What to do: Can you rewrite all the records below, changing every "radio-indicator" to "radio-dot" and keeping everything else identical? Leave the pictures out of your answer.

# Data supplied start

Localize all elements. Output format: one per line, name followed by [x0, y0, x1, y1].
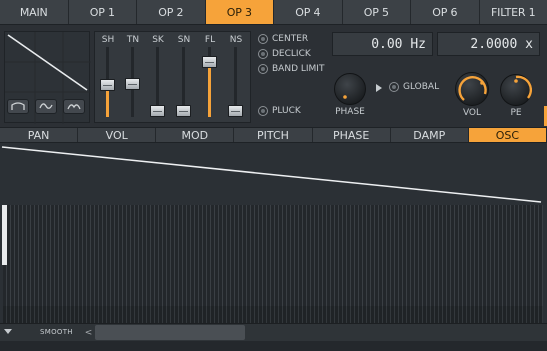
slider-handle[interactable]	[176, 105, 191, 117]
tab-op-1[interactable]: OP 1	[68, 0, 137, 24]
tab-op-4[interactable]: OP 4	[274, 0, 343, 24]
slider-sh[interactable]: SH	[95, 32, 121, 122]
vol-knob-label: VOL	[462, 108, 482, 118]
slider-sn[interactable]: SN	[171, 32, 197, 122]
tab-phase[interactable]: PHASE	[313, 128, 391, 142]
slider-fill	[208, 67, 211, 117]
slider-label: SH	[101, 35, 115, 45]
slider-sk[interactable]: SK	[145, 32, 171, 122]
modulation-tab-bar: PAN VOL MOD PITCH PHASE DAMP OSC	[0, 127, 547, 143]
horizontal-scrollbar-thumb[interactable]	[95, 325, 245, 340]
radio-indicator	[258, 106, 268, 116]
declick-toggle[interactable]: DECLICK	[258, 47, 311, 61]
band-limit-label: BAND LIMIT	[272, 64, 325, 74]
saw-shape-button[interactable]	[7, 99, 29, 114]
radio-indicator	[258, 34, 268, 44]
smooth-label[interactable]: SMOOTH	[40, 328, 73, 336]
shape-sliders-panel: SH TN SK SN FL NS	[94, 31, 251, 123]
tab-pitch[interactable]: PITCH	[234, 128, 313, 142]
vol-knob-arc	[458, 76, 487, 101]
oscillator-curve	[1, 146, 542, 203]
tab-op-5[interactable]: OP 5	[342, 0, 411, 24]
tab-op-2[interactable]: OP 2	[137, 0, 206, 24]
pluck-label: PLUCK	[272, 106, 301, 116]
tab-mod[interactable]: MOD	[156, 128, 235, 142]
slider-label: FL	[204, 35, 216, 45]
tab-op-3[interactable]: OP 3	[205, 0, 274, 24]
sine-shape-icon	[39, 103, 53, 109]
ratio-display[interactable]: 2.0000 x	[437, 32, 540, 56]
pe-knob-label: PE	[510, 108, 522, 118]
radio-indicator	[258, 49, 268, 59]
slider-handle[interactable]	[228, 105, 243, 117]
step-editor-base	[3, 306, 543, 323]
slider-label: TN	[126, 35, 140, 45]
vol-knob[interactable]	[455, 72, 489, 106]
tab-vol[interactable]: VOL	[78, 128, 157, 142]
pe-knob[interactable]	[500, 74, 532, 106]
radio-indicator	[389, 82, 399, 92]
chevron-left-icon[interactable]: <	[82, 325, 95, 340]
global-label: GLOBAL	[403, 82, 440, 92]
band-limit-toggle[interactable]: BAND LIMIT	[258, 62, 324, 76]
graph-toolbar: SMOOTH <	[0, 323, 547, 341]
tab-filter-1[interactable]: FILTER 1	[479, 0, 547, 24]
pe-knob-arc	[514, 75, 532, 99]
slider-label: NS	[229, 35, 243, 45]
slider-fill	[106, 90, 109, 117]
step-cursor	[2, 205, 7, 265]
tab-osc[interactable]: OSC	[468, 128, 547, 142]
slider-label: SK	[152, 35, 164, 45]
slider-fl[interactable]: FL	[197, 32, 223, 122]
global-toggle[interactable]: GLOBAL	[389, 80, 439, 94]
wave-shape-button[interactable]	[63, 99, 85, 114]
tab-damp[interactable]: DAMP	[391, 128, 469, 142]
slider-tn[interactable]: TN	[120, 32, 146, 122]
tab-op-6[interactable]: OP 6	[411, 0, 480, 24]
slider-handle[interactable]	[202, 55, 217, 68]
slider-handle[interactable]	[125, 77, 140, 90]
phase-knob-label: PHASE	[335, 107, 365, 117]
phase-knob[interactable]	[334, 73, 366, 105]
operator-tab-bar: MAIN OP 1 OP 2 OP 3 OP 4 OP 5 OP 6 FILTE…	[0, 0, 547, 25]
footer-strip	[0, 341, 547, 351]
pluck-toggle[interactable]: PLUCK	[258, 104, 301, 118]
chevron-right-icon[interactable]	[375, 84, 383, 92]
wave-shape-icon	[67, 104, 81, 110]
saw-shape-icon	[11, 102, 25, 110]
frequency-display[interactable]: 0.00 Hz	[332, 32, 433, 56]
slider-label: SN	[177, 35, 191, 45]
oscillator-graph[interactable]	[0, 143, 547, 323]
step-editor-bars[interactable]	[3, 205, 543, 306]
slider-ns[interactable]: NS	[223, 32, 249, 122]
center-toggle[interactable]: CENTER	[258, 32, 308, 46]
radio-indicator	[258, 64, 268, 74]
slider-handle[interactable]	[100, 78, 115, 91]
tab-pan[interactable]: PAN	[0, 128, 79, 142]
phase-knob-indicator	[343, 95, 347, 99]
slider-handle[interactable]	[150, 105, 165, 117]
chevron-down-icon[interactable]	[4, 329, 12, 334]
sine-shape-button[interactable]	[35, 99, 57, 114]
tab-main[interactable]: MAIN	[0, 0, 69, 24]
center-label: CENTER	[272, 34, 309, 44]
declick-label: DECLICK	[272, 49, 311, 59]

# Data supplied end

Right answer:
Localize all elements. Output format: one per line, name followed by [x0, y0, x1, y1].
slider-handle[interactable]	[176, 105, 191, 117]
tab-op-1[interactable]: OP 1	[68, 0, 137, 24]
tab-op-4[interactable]: OP 4	[274, 0, 343, 24]
slider-sh[interactable]: SH	[95, 32, 121, 122]
vol-knob-label: VOL	[462, 108, 482, 118]
slider-sn[interactable]: SN	[171, 32, 197, 122]
tab-phase[interactable]: PHASE	[313, 128, 391, 142]
slider-fill	[208, 67, 211, 117]
slider-label: SH	[101, 35, 115, 45]
slider-sk[interactable]: SK	[145, 32, 171, 122]
modulation-tab-bar: PAN VOL MOD PITCH PHASE DAMP OSC	[0, 127, 547, 143]
horizontal-scrollbar-thumb[interactable]	[95, 325, 245, 340]
radio-dot	[258, 106, 268, 116]
declick-toggle[interactable]: DECLICK	[258, 47, 311, 61]
band-limit-label: BAND LIMIT	[272, 64, 325, 74]
saw-shape-button[interactable]	[7, 99, 29, 114]
radio-dot	[258, 34, 268, 44]
smooth-label[interactable]: SMOOTH	[40, 328, 73, 336]
shape-sliders-panel: SH TN SK SN FL NS	[94, 31, 251, 123]
tab-pitch[interactable]: PITCH	[234, 128, 313, 142]
vol-knob-arc	[458, 76, 487, 101]
oscillator-curve	[1, 146, 542, 203]
tab-op-5[interactable]: OP 5	[342, 0, 411, 24]
tab-op-2[interactable]: OP 2	[137, 0, 206, 24]
pluck-label: PLUCK	[272, 106, 301, 116]
tab-mod[interactable]: MOD	[156, 128, 235, 142]
slider-label: FL	[204, 35, 216, 45]
tab-op-3[interactable]: OP 3	[205, 0, 274, 24]
sine-shape-icon	[39, 103, 53, 109]
ratio-display[interactable]: 2.0000 x	[437, 32, 540, 56]
pe-knob-label: PE	[510, 108, 522, 118]
radio-dot	[258, 49, 268, 59]
slider-handle[interactable]	[228, 105, 243, 117]
step-editor-base	[3, 306, 543, 323]
slider-label: TN	[126, 35, 140, 45]
vol-knob[interactable]	[455, 72, 489, 106]
tab-vol[interactable]: VOL	[78, 128, 157, 142]
pe-knob[interactable]	[500, 74, 532, 106]
radio-dot	[389, 82, 399, 92]
chevron-left-icon[interactable]: <	[82, 325, 95, 340]
global-label: GLOBAL	[403, 82, 440, 92]
band-limit-toggle[interactable]: BAND LIMIT	[258, 62, 324, 76]
graph-toolbar: SMOOTH <	[0, 323, 547, 341]
tab-filter-1[interactable]: FILTER 1	[479, 0, 547, 24]
pe-knob-arc	[514, 75, 532, 99]
slider-label: NS	[229, 35, 243, 45]
slider-fill	[106, 90, 109, 117]
step-cursor	[2, 205, 7, 265]
tab-osc[interactable]: OSC	[468, 128, 547, 142]
slider-label: SK	[152, 35, 164, 45]
slider-fl[interactable]: FL	[197, 32, 223, 122]
global-toggle[interactable]: GLOBAL	[389, 80, 439, 94]
wave-shape-button[interactable]	[63, 99, 85, 114]
tab-damp[interactable]: DAMP	[391, 128, 469, 142]
slider-tn[interactable]: TN	[120, 32, 146, 122]
tab-op-6[interactable]: OP 6	[411, 0, 480, 24]
slider-handle[interactable]	[202, 55, 217, 68]
slider-handle[interactable]	[125, 77, 140, 90]
phase-knob-label: PHASE	[335, 107, 365, 117]
phase-knob[interactable]	[334, 73, 366, 105]
operator-tab-bar: MAIN OP 1 OP 2 OP 3 OP 4 OP 5 OP 6 FILTE…	[0, 0, 547, 25]
footer-strip	[0, 341, 547, 351]
pluck-toggle[interactable]: PLUCK	[258, 104, 301, 118]
chevron-right-icon[interactable]	[375, 84, 383, 92]
wave-shape-icon	[67, 104, 81, 110]
saw-shape-icon	[11, 102, 25, 110]
frequency-display[interactable]: 0.00 Hz	[332, 32, 433, 56]
slider-label: SN	[177, 35, 191, 45]
oscillator-graph[interactable]	[0, 143, 547, 323]
step-editor-bars[interactable]	[3, 205, 543, 306]
slider-ns[interactable]: NS	[223, 32, 249, 122]
center-toggle[interactable]: CENTER	[258, 32, 308, 46]
radio-dot	[258, 64, 268, 74]
slider-handle[interactable]	[100, 78, 115, 91]
tab-pan[interactable]: PAN	[0, 128, 79, 142]
phase-knob-indicator	[343, 95, 347, 99]
slider-handle[interactable]	[150, 105, 165, 117]
chevron-down-icon[interactable]	[4, 329, 12, 334]
sine-shape-button[interactable]	[35, 99, 57, 114]
tab-main[interactable]: MAIN	[0, 0, 69, 24]
center-label: CENTER	[272, 34, 309, 44]
declick-label: DECLICK	[272, 49, 311, 59]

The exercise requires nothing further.